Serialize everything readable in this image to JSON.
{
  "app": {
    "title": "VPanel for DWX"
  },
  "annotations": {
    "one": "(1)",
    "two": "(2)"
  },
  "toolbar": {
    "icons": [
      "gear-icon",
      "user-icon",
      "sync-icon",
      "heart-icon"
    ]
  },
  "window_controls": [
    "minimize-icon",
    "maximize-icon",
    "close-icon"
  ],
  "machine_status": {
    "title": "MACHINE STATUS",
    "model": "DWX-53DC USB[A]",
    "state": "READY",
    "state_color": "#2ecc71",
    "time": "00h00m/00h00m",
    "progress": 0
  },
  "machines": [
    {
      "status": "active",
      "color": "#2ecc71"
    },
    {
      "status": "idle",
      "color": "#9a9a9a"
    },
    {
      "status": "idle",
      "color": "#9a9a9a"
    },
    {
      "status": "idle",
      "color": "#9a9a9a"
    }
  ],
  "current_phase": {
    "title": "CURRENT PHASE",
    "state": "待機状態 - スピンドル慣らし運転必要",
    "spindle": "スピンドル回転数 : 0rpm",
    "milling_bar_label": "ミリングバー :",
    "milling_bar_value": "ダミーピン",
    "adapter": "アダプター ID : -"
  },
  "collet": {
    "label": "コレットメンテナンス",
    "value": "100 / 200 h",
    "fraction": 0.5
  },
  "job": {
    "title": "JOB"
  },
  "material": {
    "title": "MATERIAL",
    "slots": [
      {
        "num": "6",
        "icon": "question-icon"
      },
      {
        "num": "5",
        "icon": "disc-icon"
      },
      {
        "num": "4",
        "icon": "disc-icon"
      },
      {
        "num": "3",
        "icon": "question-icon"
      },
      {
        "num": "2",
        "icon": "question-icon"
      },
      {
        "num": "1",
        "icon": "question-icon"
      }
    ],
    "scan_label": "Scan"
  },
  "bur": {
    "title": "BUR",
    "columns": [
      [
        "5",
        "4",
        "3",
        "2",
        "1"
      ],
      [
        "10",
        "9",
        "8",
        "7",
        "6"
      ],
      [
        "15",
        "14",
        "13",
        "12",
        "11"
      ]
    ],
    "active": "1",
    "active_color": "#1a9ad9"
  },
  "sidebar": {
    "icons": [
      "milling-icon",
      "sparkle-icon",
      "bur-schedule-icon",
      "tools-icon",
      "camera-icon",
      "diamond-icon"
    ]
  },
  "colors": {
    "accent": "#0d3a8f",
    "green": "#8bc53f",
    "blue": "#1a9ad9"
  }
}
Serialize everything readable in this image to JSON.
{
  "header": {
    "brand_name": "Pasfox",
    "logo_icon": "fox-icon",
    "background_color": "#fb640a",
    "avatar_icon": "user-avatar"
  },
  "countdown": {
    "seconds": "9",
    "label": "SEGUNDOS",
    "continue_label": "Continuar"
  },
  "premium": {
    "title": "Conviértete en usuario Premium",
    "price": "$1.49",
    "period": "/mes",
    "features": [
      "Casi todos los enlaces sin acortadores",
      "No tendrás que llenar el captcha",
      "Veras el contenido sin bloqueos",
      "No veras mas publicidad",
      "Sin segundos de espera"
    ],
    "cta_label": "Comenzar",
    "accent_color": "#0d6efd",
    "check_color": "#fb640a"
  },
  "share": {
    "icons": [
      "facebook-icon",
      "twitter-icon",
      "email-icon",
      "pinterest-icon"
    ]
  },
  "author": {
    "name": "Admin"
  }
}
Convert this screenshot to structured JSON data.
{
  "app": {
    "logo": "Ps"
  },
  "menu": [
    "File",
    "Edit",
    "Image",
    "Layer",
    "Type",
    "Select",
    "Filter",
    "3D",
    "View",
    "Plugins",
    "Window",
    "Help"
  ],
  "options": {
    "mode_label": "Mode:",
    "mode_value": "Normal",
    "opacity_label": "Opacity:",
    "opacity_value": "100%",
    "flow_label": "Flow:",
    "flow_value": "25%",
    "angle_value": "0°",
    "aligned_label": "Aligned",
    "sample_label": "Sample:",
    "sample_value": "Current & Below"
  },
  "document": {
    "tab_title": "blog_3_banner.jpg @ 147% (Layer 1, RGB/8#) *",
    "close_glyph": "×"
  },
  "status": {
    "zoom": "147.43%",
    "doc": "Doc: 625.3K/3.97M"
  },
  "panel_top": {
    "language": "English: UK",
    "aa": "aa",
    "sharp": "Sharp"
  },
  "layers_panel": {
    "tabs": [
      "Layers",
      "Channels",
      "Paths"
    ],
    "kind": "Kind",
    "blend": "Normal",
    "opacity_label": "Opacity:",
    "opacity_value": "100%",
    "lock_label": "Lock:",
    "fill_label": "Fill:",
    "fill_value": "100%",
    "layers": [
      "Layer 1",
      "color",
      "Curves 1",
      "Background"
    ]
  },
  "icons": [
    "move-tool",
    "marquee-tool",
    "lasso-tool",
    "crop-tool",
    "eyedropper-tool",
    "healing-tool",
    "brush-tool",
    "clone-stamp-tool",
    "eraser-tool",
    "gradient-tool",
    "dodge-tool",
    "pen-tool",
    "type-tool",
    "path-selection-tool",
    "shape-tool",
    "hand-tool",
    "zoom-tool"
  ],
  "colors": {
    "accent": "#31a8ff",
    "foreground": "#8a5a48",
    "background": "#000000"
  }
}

* [Task brief] Reproduce all of the material above word for word.

* [Exercise result]
Serialize everything readable in this image to JSON.
{
  "app": {
    "title": "VPanel for DWX"
  },
  "annotations": {
    "one": "(1)",
    "two": "(2)"
  },
  "toolbar": {
    "icons": [
      "gear-icon",
      "user-icon",
      "sync-icon",
      "heart-icon"
    ]
  },
  "window_controls": [
    "minimize-icon",
    "maximize-icon",
    "close-icon"
  ],
  "machine_status": {
    "title": "MACHINE STATUS",
    "model": "DWX-53DC USB[A]",
    "state": "READY",
    "state_color": "#2ecc71",
    "time": "00h00m/00h00m",
    "progress": 0
  },
  "machines": [
    {
      "status": "active",
      "color": "#2ecc71"
    },
    {
      "status": "idle",
      "color": "#9a9a9a"
    },
    {
      "status": "idle",
      "color": "#9a9a9a"
    },
    {
      "status": "idle",
      "color": "#9a9a9a"
    }
  ],
  "current_phase": {
    "title": "CURRENT PHASE",
    "state": "待機状態 - スピンドル慣らし運転必要",
    "spindle": "スピンドル回転数 : 0rpm",
    "milling_bar_label": "ミリングバー :",
    "milling_bar_value": "ダミーピン",
    "adapter": "アダプター ID : -"
  },
  "collet": {
    "label": "コレットメンテナンス",
    "value": "100 / 200 h",
    "fraction": 0.5
  },
  "job": {
    "title": "JOB"
  },
  "material": {
    "title": "MATERIAL",
    "slots": [
      {
        "num": "6",
        "icon": "question-icon"
      },
      {
        "num": "5",
        "icon": "disc-icon"
      },
      {
        "num": "4",
        "icon": "disc-icon"
      },
      {
        "num": "3",
        "icon": "question-icon"
      },
      {
        "num": "2",
        "icon": "question-icon"
      },
      {
        "num": "1",
        "icon": "question-icon"
      }
    ],
    "scan_label": "Scan"
  },
  "bur": {
    "title": "BUR",
    "columns": [
      [
        "5",
        "4",
        "3",
        "2",
        "1"
      ],
      [
        "10",
        "9",
        "8",
        "7",
        "6"
      ],
      [
        "15",
        "14",
        "13",
        "12",
        "11"
      ]
    ],
    "active": "1",
    "active_color": "#1a9ad9"
  },
  "sidebar": {
    "icons": [
      "milling-icon",
      "sparkle-icon",
      "bur-schedule-icon",
      "tools-icon",
      "camera-icon",
      "diamond-icon"
    ]
  },
  "colors": {
    "accent": "#0d3a8f",
    "green": "#8bc53f",
    "blue": "#1a9ad9"
  }
}
Serialize everything readable in this image to JSON.
{
  "header": {
    "brand_name": "Pasfox",
    "logo_icon": "fox-icon",
    "background_color": "#fb640a",
    "avatar_icon": "user-avatar"
  },
  "countdown": {
    "seconds": "9",
    "label": "SEGUNDOS",
    "continue_label": "Continuar"
  },
  "premium": {
    "title": "Conviértete en usuario Premium",
    "price": "$1.49",
    "period": "/mes",
    "features": [
      "Casi todos los enlaces sin acortadores",
      "No tendrás que llenar el captcha",
      "Veras el contenido sin bloqueos",
      "No veras mas publicidad",
      "Sin segundos de espera"
    ],
    "cta_label": "Comenzar",
    "accent_color": "#0d6efd",
    "check_color": "#fb640a"
  },
  "share": {
    "icons": [
      "facebook-icon",
      "twitter-icon",
      "email-icon",
      "pinterest-icon"
    ]
  },
  "author": {
    "name": "Admin"
  }
}
Convert this screenshot to structured JSON data.
{
  "app": {
    "logo": "Ps"
  },
  "menu": [
    "File",
    "Edit",
    "Image",
    "Layer",
    "Type",
    "Select",
    "Filter",
    "3D",
    "View",
    "Plugins",
    "Window",
    "Help"
  ],
  "options": {
    "mode_label": "Mode:",
    "mode_value": "Normal",
    "opacity_label": "Opacity:",
    "opacity_value": "100%",
    "flow_label": "Flow:",
    "flow_value": "25%",
    "angle_value": "0°",
    "aligned_label": "Aligned",
    "sample_label": "Sample:",
    "sample_value": "Current & Below"
  },
  "document": {
    "tab_title": "blog_3_banner.jpg @ 147% (Layer 1, RGB/8#) *",
    "close_glyph": "×"
  },
  "status": {
    "zoom": "147.43%",
    "doc": "Doc: 625.3K/3.97M"
  },
  "panel_top": {
    "language": "English: UK",
    "aa": "aa",
    "sharp": "Sharp"
  },
  "layers_panel": {
    "tabs": [
      "Layers",
      "Channels",
      "Paths"
    ],
    "kind": "Kind",
    "blend": "Normal",
    "opacity_label": "Opacity:",
    "opacity_value": "100%",
    "lock_label": "Lock:",
    "fill_label": "Fill:",
    "fill_value": "100%",
    "layers": [
      "Layer 1",
      "color",
      "Curves 1",
      "Background"
    ]
  },
  "icons": [
    "move-tool",
    "marquee-tool",
    "lasso-tool",
    "crop-tool",
    "eyedropper-tool",
    "healing-tool",
    "brush-tool",
    "clone-stamp-tool",
    "eraser-tool",
    "gradient-tool",
    "dodge-tool",
    "pen-tool",
    "type-tool",
    "path-selection-tool",
    "shape-tool",
    "hand-tool",
    "zoom-tool"
  ],
  "colors": {
    "accent": "#31a8ff",
    "foreground": "#8a5a48",
    "background": "#000000"
  }
}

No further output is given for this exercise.